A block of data
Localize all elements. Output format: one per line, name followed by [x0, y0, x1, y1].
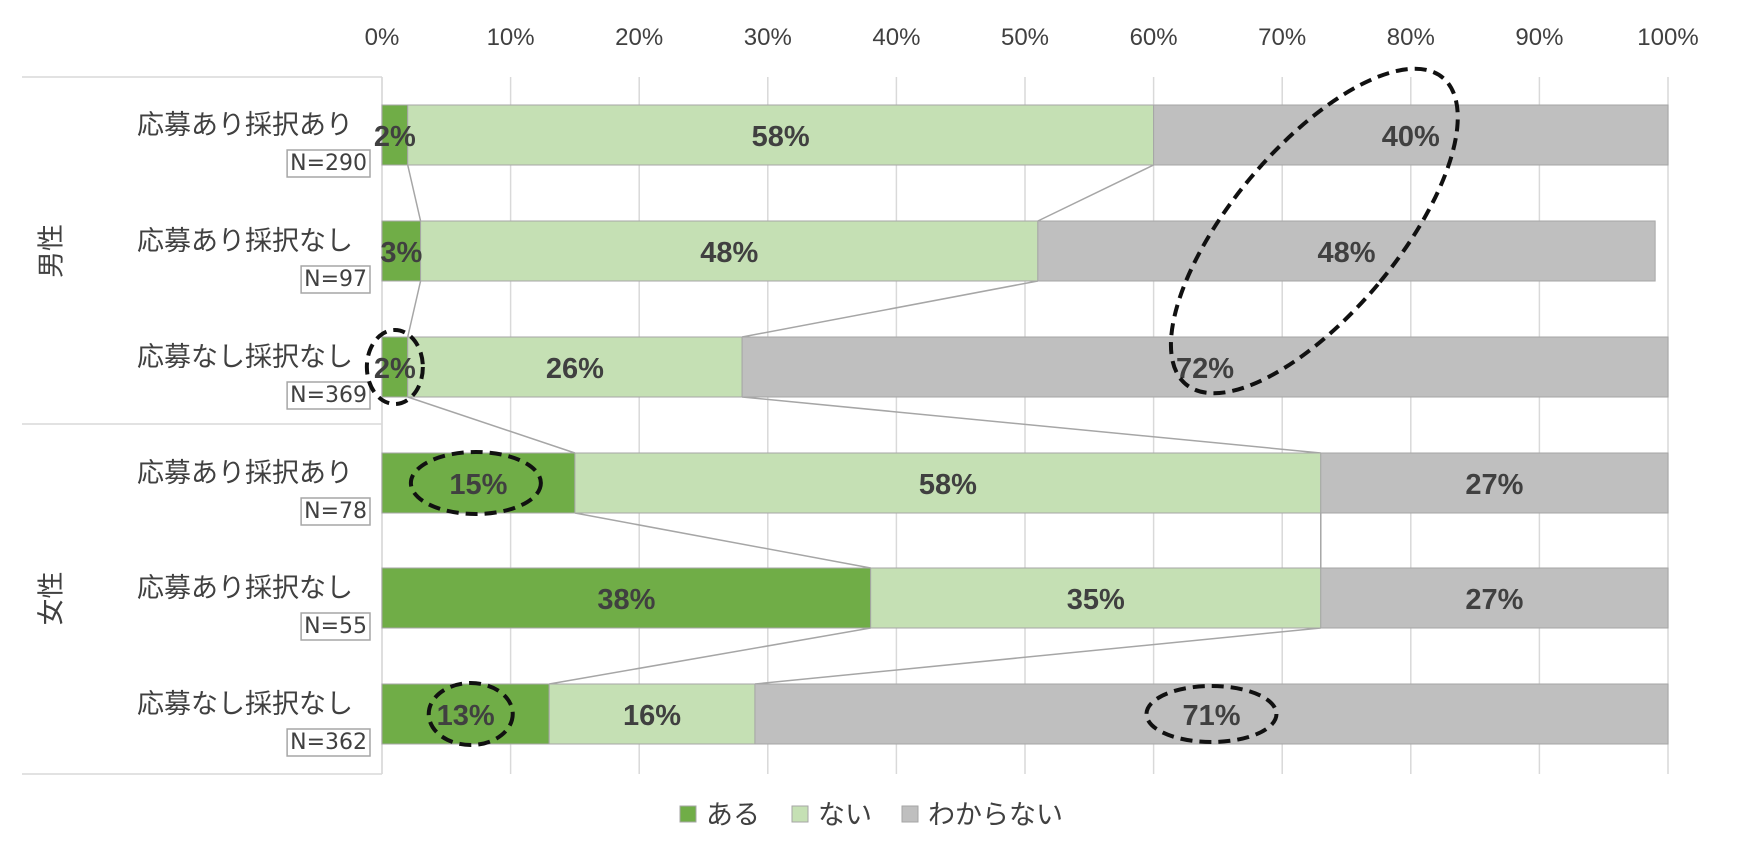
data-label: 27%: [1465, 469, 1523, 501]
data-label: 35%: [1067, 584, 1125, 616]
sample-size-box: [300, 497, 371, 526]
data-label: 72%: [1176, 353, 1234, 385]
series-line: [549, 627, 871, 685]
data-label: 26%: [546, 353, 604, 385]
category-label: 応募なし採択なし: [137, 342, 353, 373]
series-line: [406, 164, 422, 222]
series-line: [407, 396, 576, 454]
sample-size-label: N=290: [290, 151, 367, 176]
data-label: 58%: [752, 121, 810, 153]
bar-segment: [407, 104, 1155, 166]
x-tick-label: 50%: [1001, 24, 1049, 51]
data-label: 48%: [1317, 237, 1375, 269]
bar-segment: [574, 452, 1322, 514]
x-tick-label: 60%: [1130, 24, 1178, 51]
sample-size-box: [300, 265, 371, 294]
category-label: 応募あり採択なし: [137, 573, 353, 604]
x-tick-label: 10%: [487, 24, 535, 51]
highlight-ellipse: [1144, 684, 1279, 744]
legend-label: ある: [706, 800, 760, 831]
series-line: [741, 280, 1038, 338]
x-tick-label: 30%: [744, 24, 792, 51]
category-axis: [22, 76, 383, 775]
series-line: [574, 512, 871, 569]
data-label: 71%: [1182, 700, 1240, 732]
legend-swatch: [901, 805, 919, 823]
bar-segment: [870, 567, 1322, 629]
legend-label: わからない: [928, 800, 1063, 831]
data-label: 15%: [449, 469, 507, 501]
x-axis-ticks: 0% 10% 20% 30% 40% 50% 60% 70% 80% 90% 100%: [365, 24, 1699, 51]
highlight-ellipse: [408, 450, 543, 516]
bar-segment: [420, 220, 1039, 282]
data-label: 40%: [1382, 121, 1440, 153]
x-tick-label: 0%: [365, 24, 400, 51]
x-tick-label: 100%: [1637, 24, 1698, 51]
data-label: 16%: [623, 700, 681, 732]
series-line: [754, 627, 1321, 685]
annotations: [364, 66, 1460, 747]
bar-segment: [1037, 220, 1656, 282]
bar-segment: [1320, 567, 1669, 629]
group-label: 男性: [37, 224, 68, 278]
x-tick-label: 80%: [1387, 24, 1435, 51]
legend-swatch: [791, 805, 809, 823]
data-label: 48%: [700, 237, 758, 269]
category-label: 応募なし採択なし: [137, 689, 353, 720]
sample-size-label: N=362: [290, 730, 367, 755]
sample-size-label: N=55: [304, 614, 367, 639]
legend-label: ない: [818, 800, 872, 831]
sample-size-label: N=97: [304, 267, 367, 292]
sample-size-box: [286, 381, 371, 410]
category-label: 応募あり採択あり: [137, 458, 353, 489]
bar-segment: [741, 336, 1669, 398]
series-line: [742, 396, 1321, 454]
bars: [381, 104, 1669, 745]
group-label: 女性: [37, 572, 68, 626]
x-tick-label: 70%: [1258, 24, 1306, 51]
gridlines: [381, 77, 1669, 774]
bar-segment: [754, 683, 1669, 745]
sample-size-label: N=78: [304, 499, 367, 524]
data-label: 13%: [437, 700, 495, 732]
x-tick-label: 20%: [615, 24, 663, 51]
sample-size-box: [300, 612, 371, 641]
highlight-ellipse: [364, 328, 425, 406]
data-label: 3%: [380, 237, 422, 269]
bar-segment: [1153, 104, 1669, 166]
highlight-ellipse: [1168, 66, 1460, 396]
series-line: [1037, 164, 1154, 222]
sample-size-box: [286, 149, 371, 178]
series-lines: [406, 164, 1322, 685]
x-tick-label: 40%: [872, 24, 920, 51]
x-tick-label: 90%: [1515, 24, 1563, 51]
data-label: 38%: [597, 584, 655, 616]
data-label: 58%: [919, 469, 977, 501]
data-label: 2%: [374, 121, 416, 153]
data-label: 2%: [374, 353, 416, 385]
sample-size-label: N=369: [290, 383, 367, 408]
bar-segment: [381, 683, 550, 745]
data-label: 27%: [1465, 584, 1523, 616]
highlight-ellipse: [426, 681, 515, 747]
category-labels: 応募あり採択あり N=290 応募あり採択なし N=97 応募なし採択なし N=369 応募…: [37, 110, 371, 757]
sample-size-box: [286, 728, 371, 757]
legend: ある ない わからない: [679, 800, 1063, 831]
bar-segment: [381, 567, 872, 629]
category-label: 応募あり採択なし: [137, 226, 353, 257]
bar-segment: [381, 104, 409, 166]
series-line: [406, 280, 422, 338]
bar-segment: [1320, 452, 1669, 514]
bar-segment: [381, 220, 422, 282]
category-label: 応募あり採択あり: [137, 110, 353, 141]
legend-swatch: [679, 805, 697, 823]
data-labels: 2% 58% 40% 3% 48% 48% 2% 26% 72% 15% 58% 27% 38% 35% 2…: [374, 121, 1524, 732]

* * *

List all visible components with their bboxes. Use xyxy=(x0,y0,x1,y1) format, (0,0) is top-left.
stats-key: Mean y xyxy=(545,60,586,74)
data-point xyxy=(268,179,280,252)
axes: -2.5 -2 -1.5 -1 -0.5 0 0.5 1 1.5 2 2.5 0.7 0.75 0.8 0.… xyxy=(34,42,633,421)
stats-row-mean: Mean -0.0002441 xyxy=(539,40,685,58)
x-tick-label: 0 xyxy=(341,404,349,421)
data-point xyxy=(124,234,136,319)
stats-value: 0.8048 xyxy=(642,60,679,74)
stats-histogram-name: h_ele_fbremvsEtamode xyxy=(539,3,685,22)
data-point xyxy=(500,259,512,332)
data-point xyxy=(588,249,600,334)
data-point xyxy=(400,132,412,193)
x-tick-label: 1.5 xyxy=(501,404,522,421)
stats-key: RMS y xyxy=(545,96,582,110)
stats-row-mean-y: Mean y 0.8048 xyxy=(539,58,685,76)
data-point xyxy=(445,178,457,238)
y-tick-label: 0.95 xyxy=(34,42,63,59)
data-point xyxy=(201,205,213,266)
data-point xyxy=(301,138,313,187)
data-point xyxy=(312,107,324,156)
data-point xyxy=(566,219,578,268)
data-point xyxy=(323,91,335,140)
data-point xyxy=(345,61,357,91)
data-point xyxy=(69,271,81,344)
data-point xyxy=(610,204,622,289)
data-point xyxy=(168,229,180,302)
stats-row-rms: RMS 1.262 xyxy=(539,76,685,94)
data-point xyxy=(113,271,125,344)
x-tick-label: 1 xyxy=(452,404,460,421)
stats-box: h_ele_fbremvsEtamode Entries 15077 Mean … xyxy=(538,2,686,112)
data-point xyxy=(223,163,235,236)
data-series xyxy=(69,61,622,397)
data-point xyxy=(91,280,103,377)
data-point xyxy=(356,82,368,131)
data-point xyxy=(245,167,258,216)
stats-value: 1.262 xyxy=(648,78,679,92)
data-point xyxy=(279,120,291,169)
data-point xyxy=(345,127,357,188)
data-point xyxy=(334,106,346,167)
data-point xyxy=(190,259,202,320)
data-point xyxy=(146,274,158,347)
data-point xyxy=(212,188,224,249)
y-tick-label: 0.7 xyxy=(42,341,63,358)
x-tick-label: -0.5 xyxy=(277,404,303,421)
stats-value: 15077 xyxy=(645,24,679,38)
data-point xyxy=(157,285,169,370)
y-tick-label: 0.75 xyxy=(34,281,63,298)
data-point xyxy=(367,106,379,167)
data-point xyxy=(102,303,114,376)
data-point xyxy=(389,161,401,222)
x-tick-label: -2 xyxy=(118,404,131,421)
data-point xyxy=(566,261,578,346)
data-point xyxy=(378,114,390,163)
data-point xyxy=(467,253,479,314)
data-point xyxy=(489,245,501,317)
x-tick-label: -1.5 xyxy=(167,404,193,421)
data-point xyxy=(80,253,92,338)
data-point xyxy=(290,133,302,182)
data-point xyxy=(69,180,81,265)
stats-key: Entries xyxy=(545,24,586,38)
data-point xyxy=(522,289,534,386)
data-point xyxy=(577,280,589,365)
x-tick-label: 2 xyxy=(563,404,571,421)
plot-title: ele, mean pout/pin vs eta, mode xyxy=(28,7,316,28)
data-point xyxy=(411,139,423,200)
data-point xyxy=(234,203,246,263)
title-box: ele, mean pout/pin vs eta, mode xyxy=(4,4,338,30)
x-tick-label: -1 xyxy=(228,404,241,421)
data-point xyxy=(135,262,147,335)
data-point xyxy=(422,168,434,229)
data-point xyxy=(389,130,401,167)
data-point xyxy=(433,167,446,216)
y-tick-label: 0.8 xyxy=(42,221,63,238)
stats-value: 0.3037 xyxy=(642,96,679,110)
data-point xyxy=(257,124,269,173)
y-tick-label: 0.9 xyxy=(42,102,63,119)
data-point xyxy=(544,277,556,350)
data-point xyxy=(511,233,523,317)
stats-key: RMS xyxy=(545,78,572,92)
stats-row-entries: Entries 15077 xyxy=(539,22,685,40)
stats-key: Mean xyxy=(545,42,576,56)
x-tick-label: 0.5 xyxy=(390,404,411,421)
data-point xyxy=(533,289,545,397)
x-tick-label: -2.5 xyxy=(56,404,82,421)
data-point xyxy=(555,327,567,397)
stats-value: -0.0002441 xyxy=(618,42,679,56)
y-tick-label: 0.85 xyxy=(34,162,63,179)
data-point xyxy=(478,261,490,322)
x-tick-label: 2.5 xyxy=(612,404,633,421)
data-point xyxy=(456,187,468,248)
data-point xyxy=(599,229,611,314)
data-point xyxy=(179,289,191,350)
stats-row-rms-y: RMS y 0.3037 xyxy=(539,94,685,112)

:: Task ::
Copy out the stretch of lines above, from the line containing "List all visible" through the line containing "data-point xyxy=(389,161,401,222)", both included, with no changes.

:: Completed task ::
List all visible components with their bboxes. Use xyxy=(x0,y0,x1,y1) format, (0,0) is top-left.
stats-key: Mean y xyxy=(545,60,586,74)
data-point xyxy=(268,179,280,252)
axes: -2.5 -2 -1.5 -1 -0.5 0 0.5 1 1.5 2 2.5 0.7 0.75 0.8 0.… xyxy=(34,42,633,421)
stats-row-mean: Mean -0.0002441 xyxy=(539,40,685,58)
x-tick-label: 0 xyxy=(341,404,349,421)
data-point xyxy=(124,234,136,319)
stats-value: 0.8048 xyxy=(642,60,679,74)
stats-histogram-name: h_ele_fbremvsEtamode xyxy=(539,3,685,22)
data-point xyxy=(500,259,512,332)
data-point xyxy=(588,249,600,334)
data-point xyxy=(400,132,412,193)
x-tick-label: 1.5 xyxy=(501,404,522,421)
stats-key: RMS y xyxy=(545,96,582,110)
stats-row-mean-y: Mean y 0.8048 xyxy=(539,58,685,76)
data-point xyxy=(445,178,457,238)
y-tick-label: 0.95 xyxy=(34,42,63,59)
data-point xyxy=(201,205,213,266)
data-point xyxy=(301,138,313,187)
data-point xyxy=(312,107,324,156)
data-point xyxy=(566,219,578,268)
data-point xyxy=(323,91,335,140)
data-point xyxy=(345,61,357,91)
data-point xyxy=(69,271,81,344)
data-point xyxy=(610,204,622,289)
data-point xyxy=(168,229,180,302)
stats-row-rms: RMS 1.262 xyxy=(539,76,685,94)
data-point xyxy=(113,271,125,344)
x-tick-label: 1 xyxy=(452,404,460,421)
stats-box: h_ele_fbremvsEtamode Entries 15077 Mean … xyxy=(538,2,686,112)
data-point xyxy=(223,163,235,236)
data-series xyxy=(69,61,622,397)
data-point xyxy=(91,280,103,377)
data-point xyxy=(356,82,368,131)
data-point xyxy=(245,167,258,216)
stats-value: 1.262 xyxy=(648,78,679,92)
data-point xyxy=(279,120,291,169)
data-point xyxy=(345,127,357,188)
data-point xyxy=(334,106,346,167)
data-point xyxy=(190,259,202,320)
data-point xyxy=(146,274,158,347)
data-point xyxy=(212,188,224,249)
y-tick-label: 0.7 xyxy=(42,341,63,358)
x-tick-label: -0.5 xyxy=(277,404,303,421)
stats-value: 15077 xyxy=(645,24,679,38)
data-point xyxy=(157,285,169,370)
y-tick-label: 0.75 xyxy=(34,281,63,298)
data-point xyxy=(367,106,379,167)
data-point xyxy=(102,303,114,376)
data-point xyxy=(389,161,401,222)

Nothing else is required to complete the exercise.